[Stored data]
********************

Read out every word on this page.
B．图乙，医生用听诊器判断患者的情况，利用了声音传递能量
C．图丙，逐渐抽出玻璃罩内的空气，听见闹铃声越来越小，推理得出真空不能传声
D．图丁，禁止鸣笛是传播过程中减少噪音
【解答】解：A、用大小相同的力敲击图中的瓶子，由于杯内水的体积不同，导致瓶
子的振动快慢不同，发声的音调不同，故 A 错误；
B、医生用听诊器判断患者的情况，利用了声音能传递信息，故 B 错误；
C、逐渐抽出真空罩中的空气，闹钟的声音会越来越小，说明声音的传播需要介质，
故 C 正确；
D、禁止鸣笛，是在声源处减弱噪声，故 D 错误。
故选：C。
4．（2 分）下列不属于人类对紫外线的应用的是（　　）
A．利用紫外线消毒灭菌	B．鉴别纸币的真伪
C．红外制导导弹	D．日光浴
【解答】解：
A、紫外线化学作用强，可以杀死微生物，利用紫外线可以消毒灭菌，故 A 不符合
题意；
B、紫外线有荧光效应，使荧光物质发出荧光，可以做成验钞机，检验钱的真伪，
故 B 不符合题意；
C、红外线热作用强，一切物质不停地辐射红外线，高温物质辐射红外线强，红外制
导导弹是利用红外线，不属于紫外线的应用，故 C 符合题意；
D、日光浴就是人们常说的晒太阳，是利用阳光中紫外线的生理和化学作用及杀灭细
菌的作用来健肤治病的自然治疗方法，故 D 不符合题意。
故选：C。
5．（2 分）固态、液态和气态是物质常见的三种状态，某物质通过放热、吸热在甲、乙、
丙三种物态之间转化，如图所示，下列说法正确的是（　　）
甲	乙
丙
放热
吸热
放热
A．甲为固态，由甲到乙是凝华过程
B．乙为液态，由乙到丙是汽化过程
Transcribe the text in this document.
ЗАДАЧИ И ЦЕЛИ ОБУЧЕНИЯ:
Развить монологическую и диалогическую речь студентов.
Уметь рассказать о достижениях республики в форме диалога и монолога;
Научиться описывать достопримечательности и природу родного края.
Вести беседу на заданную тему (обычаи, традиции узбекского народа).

********************

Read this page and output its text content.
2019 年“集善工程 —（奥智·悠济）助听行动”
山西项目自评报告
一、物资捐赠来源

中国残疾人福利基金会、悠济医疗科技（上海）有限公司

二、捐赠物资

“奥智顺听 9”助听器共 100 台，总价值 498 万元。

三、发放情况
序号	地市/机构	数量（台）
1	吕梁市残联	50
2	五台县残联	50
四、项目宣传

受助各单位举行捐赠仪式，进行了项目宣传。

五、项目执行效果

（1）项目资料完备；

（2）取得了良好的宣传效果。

********************

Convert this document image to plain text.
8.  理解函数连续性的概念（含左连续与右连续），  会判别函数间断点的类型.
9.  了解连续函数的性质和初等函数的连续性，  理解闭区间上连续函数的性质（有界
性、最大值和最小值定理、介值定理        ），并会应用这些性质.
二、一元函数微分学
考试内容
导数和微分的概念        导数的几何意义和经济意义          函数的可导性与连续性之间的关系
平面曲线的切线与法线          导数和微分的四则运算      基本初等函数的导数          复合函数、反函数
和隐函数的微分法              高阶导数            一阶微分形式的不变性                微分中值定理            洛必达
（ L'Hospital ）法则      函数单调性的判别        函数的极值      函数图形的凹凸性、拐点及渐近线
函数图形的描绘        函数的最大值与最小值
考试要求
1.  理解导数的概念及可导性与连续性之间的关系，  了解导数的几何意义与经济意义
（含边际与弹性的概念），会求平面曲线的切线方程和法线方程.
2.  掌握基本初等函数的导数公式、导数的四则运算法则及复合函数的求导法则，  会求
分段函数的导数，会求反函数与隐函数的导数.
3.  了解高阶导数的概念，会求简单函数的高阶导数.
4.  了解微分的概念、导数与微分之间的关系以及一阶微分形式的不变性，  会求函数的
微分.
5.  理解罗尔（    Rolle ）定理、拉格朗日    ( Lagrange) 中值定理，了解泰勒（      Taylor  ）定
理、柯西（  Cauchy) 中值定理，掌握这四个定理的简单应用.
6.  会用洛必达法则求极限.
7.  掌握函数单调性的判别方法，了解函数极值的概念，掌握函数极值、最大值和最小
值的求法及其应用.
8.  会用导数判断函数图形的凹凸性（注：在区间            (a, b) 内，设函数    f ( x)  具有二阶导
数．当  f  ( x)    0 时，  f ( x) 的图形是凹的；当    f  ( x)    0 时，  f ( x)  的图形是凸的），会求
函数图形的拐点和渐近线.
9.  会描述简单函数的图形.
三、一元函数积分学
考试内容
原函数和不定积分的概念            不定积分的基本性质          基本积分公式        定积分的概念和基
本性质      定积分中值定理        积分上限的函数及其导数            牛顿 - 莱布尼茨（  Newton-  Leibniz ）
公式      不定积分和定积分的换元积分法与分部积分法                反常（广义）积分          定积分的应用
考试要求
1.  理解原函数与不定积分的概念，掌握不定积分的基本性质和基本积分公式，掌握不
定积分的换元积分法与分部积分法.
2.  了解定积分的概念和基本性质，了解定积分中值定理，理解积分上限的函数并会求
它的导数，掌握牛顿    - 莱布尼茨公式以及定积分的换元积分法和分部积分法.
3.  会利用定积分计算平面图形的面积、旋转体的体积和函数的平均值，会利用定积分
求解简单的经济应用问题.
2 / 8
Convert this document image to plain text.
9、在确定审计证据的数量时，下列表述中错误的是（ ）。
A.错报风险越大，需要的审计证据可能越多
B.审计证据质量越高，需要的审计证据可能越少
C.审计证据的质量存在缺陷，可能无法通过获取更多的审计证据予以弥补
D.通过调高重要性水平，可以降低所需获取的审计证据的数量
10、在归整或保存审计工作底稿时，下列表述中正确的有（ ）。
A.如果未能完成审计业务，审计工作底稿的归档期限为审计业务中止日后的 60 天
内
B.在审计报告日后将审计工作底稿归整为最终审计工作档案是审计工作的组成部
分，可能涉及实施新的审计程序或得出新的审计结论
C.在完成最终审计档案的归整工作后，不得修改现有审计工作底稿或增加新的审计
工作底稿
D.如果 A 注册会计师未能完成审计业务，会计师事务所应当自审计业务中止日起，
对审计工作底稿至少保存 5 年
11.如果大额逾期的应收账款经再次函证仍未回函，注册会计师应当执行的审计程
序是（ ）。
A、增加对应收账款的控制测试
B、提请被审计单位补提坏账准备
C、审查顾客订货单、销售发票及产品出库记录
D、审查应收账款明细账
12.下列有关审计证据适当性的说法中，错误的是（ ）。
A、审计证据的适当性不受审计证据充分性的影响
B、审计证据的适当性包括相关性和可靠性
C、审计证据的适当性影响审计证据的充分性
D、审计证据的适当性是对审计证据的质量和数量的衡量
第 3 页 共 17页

********************

[INSTRUCTIONS TO FOLLOW] Write out every line of the data that holds the word "this".

[TASK RESPONSE]
Read out every word on this page.
Transcribe the text in this document.
Read this page and output its text content.
Convert this document image to plain text.
Convert this document image to plain text.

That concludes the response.